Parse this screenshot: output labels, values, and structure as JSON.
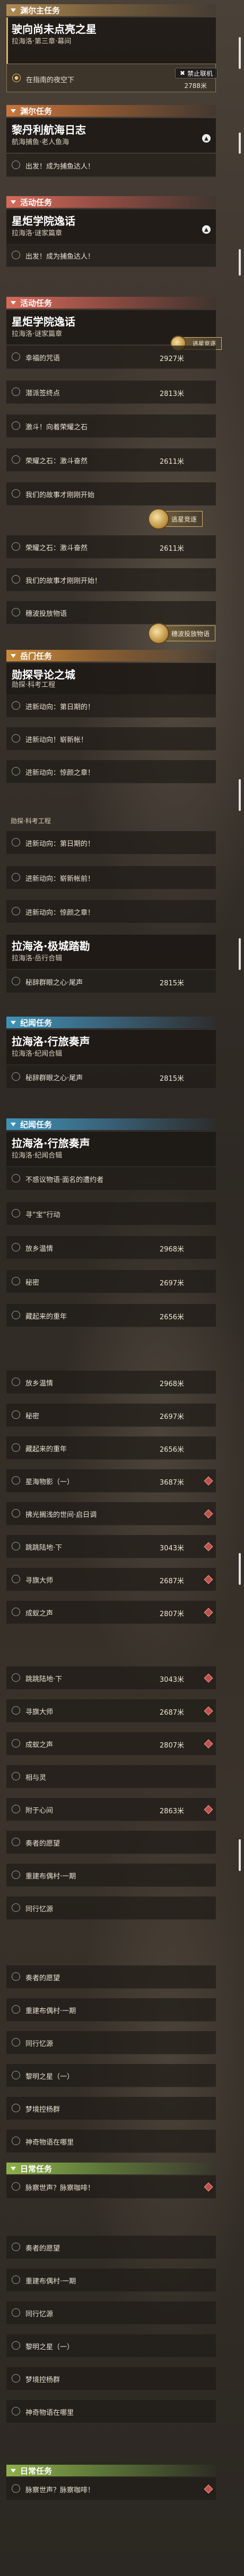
{
  "headers": {
    "main_quest": "渊尔主任务",
    "side_quest": "渊尔任务",
    "event_quest": "活动任务",
    "event_quest_2": "活动任务",
    "legend_quest": "岳门任务",
    "realm_quest": "纪闻任务",
    "realm_quest_2": "纪闻任务",
    "daily_quest": "日常任务",
    "daily_quest_2": "日常任务"
  },
  "main_card": {
    "title": "驶向尚未点亮之星",
    "subtitle": "拉海洛·第三章·幕间",
    "active_label": "在指南的夜空下",
    "active_dist": "2788米",
    "banner_disable": "禁止联机"
  },
  "side_card": {
    "title": "黎丹利航海日志",
    "subtitle": "航海捕鱼·老人鱼海",
    "item": "出发！成为捕鱼达人！"
  },
  "event_card": {
    "title": "星炬学院逸话",
    "subtitle": "拉海洛·谜家篇章",
    "item": "出发！成为捕鱼达人！"
  },
  "event_card_2": {
    "title": "星炬学院逸话",
    "subtitle": "拉海洛·谜家篇章",
    "banner": "逃星竞逐",
    "items": [
      {
        "label": "幸福的咒语",
        "dist": "2927米"
      },
      {
        "label": "潜派签终点",
        "dist": "2813米"
      },
      {
        "label": "激斗！向着荣耀之石",
        "dist": ""
      },
      {
        "label": "荣耀之石：激斗奋然",
        "dist": "2611米"
      },
      {
        "label": "我们的故事才刚刚开始",
        "dist": ""
      }
    ],
    "banner_2": "逃星竞逐",
    "items_2": [
      {
        "label": "荣耀之石：激斗奋然",
        "dist": "2611米"
      },
      {
        "label": "我们的故事才刚刚开始！",
        "dist": ""
      },
      {
        "label": "穗波投放物语",
        "dist": ""
      }
    ],
    "banner_3": "穗波投放物语"
  },
  "legend_card": {
    "title": "勋探导论之城",
    "subtitle": "勋探·科考工程",
    "items": [
      {
        "label": "进新动向：第日期的！"
      },
      {
        "label": "进新动向！崭新帐！"
      },
      {
        "label": "进新动向：惊颜之章！"
      }
    ],
    "subtitle_2": "勋探·科考工程",
    "items_2": [
      {
        "label": "进新动向：第日期的！"
      },
      {
        "label": "进新动向：崭新帐前！"
      },
      {
        "label": "进新动向：惊颜之章！"
      }
    ]
  },
  "realm_card": {
    "title": "拉海洛·极城踏勘",
    "subtitle": "拉海洛·岳行合辑",
    "item": {
      "label": "秘辞群眼之心·尾声",
      "dist": "2815米"
    }
  },
  "realm_card_2": {
    "title": "拉海洛·行旅奏声",
    "subtitle": "拉海洛·纪闻合辑",
    "item": {
      "label": "秘辞群眼之心·尾声",
      "dist": "2815米"
    }
  },
  "realm_card_3": {
    "title": "拉海洛·行旅奏声",
    "subtitle": "拉海洛·纪闻合辑",
    "items": [
      {
        "label": "不惑议物语·面名的遭约者",
        "dist": ""
      },
      {
        "label": "寻“宝”行动",
        "dist": ""
      },
      {
        "label": "放乡温情",
        "dist": "2968米"
      },
      {
        "label": "秘密",
        "dist": "2697米"
      },
      {
        "label": "藏起来的重年",
        "dist": "2656米"
      }
    ],
    "items_2": [
      {
        "label": "放乡温情",
        "dist": "2968米"
      },
      {
        "label": "秘密",
        "dist": "2697米"
      },
      {
        "label": "藏起来的重年",
        "dist": "2656米"
      },
      {
        "label": "星海物影（一）",
        "dist": "3687米"
      },
      {
        "label": "拂光搁浅的世间·启日调",
        "dist": ""
      },
      {
        "label": "跳跳陆地·下",
        "dist": "3043米"
      },
      {
        "label": "寻旗大师",
        "dist": "2687米"
      },
      {
        "label": "成蚁之声",
        "dist": "2807米"
      }
    ],
    "items_3": [
      {
        "label": "跳跳陆地·下",
        "dist": "3043米"
      },
      {
        "label": "寻旗大师",
        "dist": "2687米"
      },
      {
        "label": "成蚁之声",
        "dist": "2807米"
      },
      {
        "label": "相与灵",
        "dist": ""
      },
      {
        "label": "附于心间",
        "dist": "2863米"
      },
      {
        "label": "奏者的愿望",
        "dist": ""
      },
      {
        "label": "重建布偶村·一期",
        "dist": ""
      },
      {
        "label": "同行忆源",
        "dist": ""
      }
    ],
    "items_4": [
      {
        "label": "奏者的愿望"
      },
      {
        "label": "重建布偶村·一期"
      },
      {
        "label": "同行忆源"
      },
      {
        "label": "黎明之星（一）"
      },
      {
        "label": "梦境控杨群"
      },
      {
        "label": "神奇物语在哪里"
      }
    ]
  },
  "daily_card": {
    "item": "脉察世声？脉察咖啡！"
  },
  "realm_card_4": {
    "items": [
      {
        "label": "奏者的愿望"
      },
      {
        "label": "重建布偶村·一期"
      },
      {
        "label": "同行忆源"
      },
      {
        "label": "黎明之星（一）"
      },
      {
        "label": "梦境控杨群"
      },
      {
        "label": "神奇物语在哪里"
      }
    ]
  },
  "daily_card_2": {
    "item": "脉察世声？脉察咖啡！"
  },
  "colors": {
    "main": "#b08a52",
    "side": "#c9763d",
    "event": "#d66a5a",
    "legend": "#c88a3a",
    "realm": "#3e93b8",
    "daily": "#8db04a",
    "pin": "#c2504a"
  }
}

## EXERCISE:
Pictures in the records must not appear in the copy; transcribe everything else precisely.

## RESULT FOR THIS TASK:
Parse this screenshot: output labels, values, and structure as JSON.
{
  "headers": {
    "main_quest": "渊尔主任务",
    "side_quest": "渊尔任务",
    "event_quest": "活动任务",
    "event_quest_2": "活动任务",
    "legend_quest": "岳门任务",
    "realm_quest": "纪闻任务",
    "realm_quest_2": "纪闻任务",
    "daily_quest": "日常任务",
    "daily_quest_2": "日常任务"
  },
  "main_card": {
    "title": "驶向尚未点亮之星",
    "subtitle": "拉海洛·第三章·幕间",
    "active_label": "在指南的夜空下",
    "active_dist": "2788米",
    "banner_disable": "禁止联机"
  },
  "side_card": {
    "title": "黎丹利航海日志",
    "subtitle": "航海捕鱼·老人鱼海",
    "item": "出发！成为捕鱼达人！"
  },
  "event_card": {
    "title": "星炬学院逸话",
    "subtitle": "拉海洛·谜家篇章",
    "item": "出发！成为捕鱼达人！"
  },
  "event_card_2": {
    "title": "星炬学院逸话",
    "subtitle": "拉海洛·谜家篇章",
    "banner": "逃星竞逐",
    "items": [
      {
        "label": "幸福的咒语",
        "dist": "2927米"
      },
      {
        "label": "潜派签终点",
        "dist": "2813米"
      },
      {
        "label": "激斗！向着荣耀之石",
        "dist": ""
      },
      {
        "label": "荣耀之石：激斗奋然",
        "dist": "2611米"
      },
      {
        "label": "我们的故事才刚刚开始",
        "dist": ""
      }
    ],
    "banner_2": "逃星竞逐",
    "items_2": [
      {
        "label": "荣耀之石：激斗奋然",
        "dist": "2611米"
      },
      {
        "label": "我们的故事才刚刚开始！",
        "dist": ""
      },
      {
        "label": "穗波投放物语",
        "dist": ""
      }
    ],
    "banner_3": "穗波投放物语"
  },
  "legend_card": {
    "title": "勋探导论之城",
    "subtitle": "勋探·科考工程",
    "items": [
      {
        "label": "进新动向：第日期的！"
      },
      {
        "label": "进新动向！崭新帐！"
      },
      {
        "label": "进新动向：惊颜之章！"
      }
    ],
    "subtitle_2": "勋探·科考工程",
    "items_2": [
      {
        "label": "进新动向：第日期的！"
      },
      {
        "label": "进新动向：崭新帐前！"
      },
      {
        "label": "进新动向：惊颜之章！"
      }
    ]
  },
  "realm_card": {
    "title": "拉海洛·极城踏勘",
    "subtitle": "拉海洛·岳行合辑",
    "item": {
      "label": "秘辞群眼之心·尾声",
      "dist": "2815米"
    }
  },
  "realm_card_2": {
    "title": "拉海洛·行旅奏声",
    "subtitle": "拉海洛·纪闻合辑",
    "item": {
      "label": "秘辞群眼之心·尾声",
      "dist": "2815米"
    }
  },
  "realm_card_3": {
    "title": "拉海洛·行旅奏声",
    "subtitle": "拉海洛·纪闻合辑",
    "items": [
      {
        "label": "不惑议物语·面名的遭约者",
        "dist": ""
      },
      {
        "label": "寻“宝”行动",
        "dist": ""
      },
      {
        "label": "放乡温情",
        "dist": "2968米"
      },
      {
        "label": "秘密",
        "dist": "2697米"
      },
      {
        "label": "藏起来的重年",
        "dist": "2656米"
      }
    ],
    "items_2": [
      {
        "label": "放乡温情",
        "dist": "2968米"
      },
      {
        "label": "秘密",
        "dist": "2697米"
      },
      {
        "label": "藏起来的重年",
        "dist": "2656米"
      },
      {
        "label": "星海物影（一）",
        "dist": "3687米"
      },
      {
        "label": "拂光搁浅的世间·启日调",
        "dist": ""
      },
      {
        "label": "跳跳陆地·下",
        "dist": "3043米"
      },
      {
        "label": "寻旗大师",
        "dist": "2687米"
      },
      {
        "label": "成蚁之声",
        "dist": "2807米"
      }
    ],
    "items_3": [
      {
        "label": "跳跳陆地·下",
        "dist": "3043米"
      },
      {
        "label": "寻旗大师",
        "dist": "2687米"
      },
      {
        "label": "成蚁之声",
        "dist": "2807米"
      },
      {
        "label": "相与灵",
        "dist": ""
      },
      {
        "label": "附于心间",
        "dist": "2863米"
      },
      {
        "label": "奏者的愿望",
        "dist": ""
      },
      {
        "label": "重建布偶村·一期",
        "dist": ""
      },
      {
        "label": "同行忆源",
        "dist": ""
      }
    ],
    "items_4": [
      {
        "label": "奏者的愿望"
      },
      {
        "label": "重建布偶村·一期"
      },
      {
        "label": "同行忆源"
      },
      {
        "label": "黎明之星（一）"
      },
      {
        "label": "梦境控杨群"
      },
      {
        "label": "神奇物语在哪里"
      }
    ]
  },
  "daily_card": {
    "item": "脉察世声？脉察咖啡！"
  },
  "realm_card_4": {
    "items": [
      {
        "label": "奏者的愿望"
      },
      {
        "label": "重建布偶村·一期"
      },
      {
        "label": "同行忆源"
      },
      {
        "label": "黎明之星（一）"
      },
      {
        "label": "梦境控杨群"
      },
      {
        "label": "神奇物语在哪里"
      }
    ]
  },
  "daily_card_2": {
    "item": "脉察世声？脉察咖啡！"
  },
  "colors": {
    "main": "#b08a52",
    "side": "#c9763d",
    "event": "#d66a5a",
    "legend": "#c88a3a",
    "realm": "#3e93b8",
    "daily": "#8db04a",
    "pin": "#c2504a"
  }
}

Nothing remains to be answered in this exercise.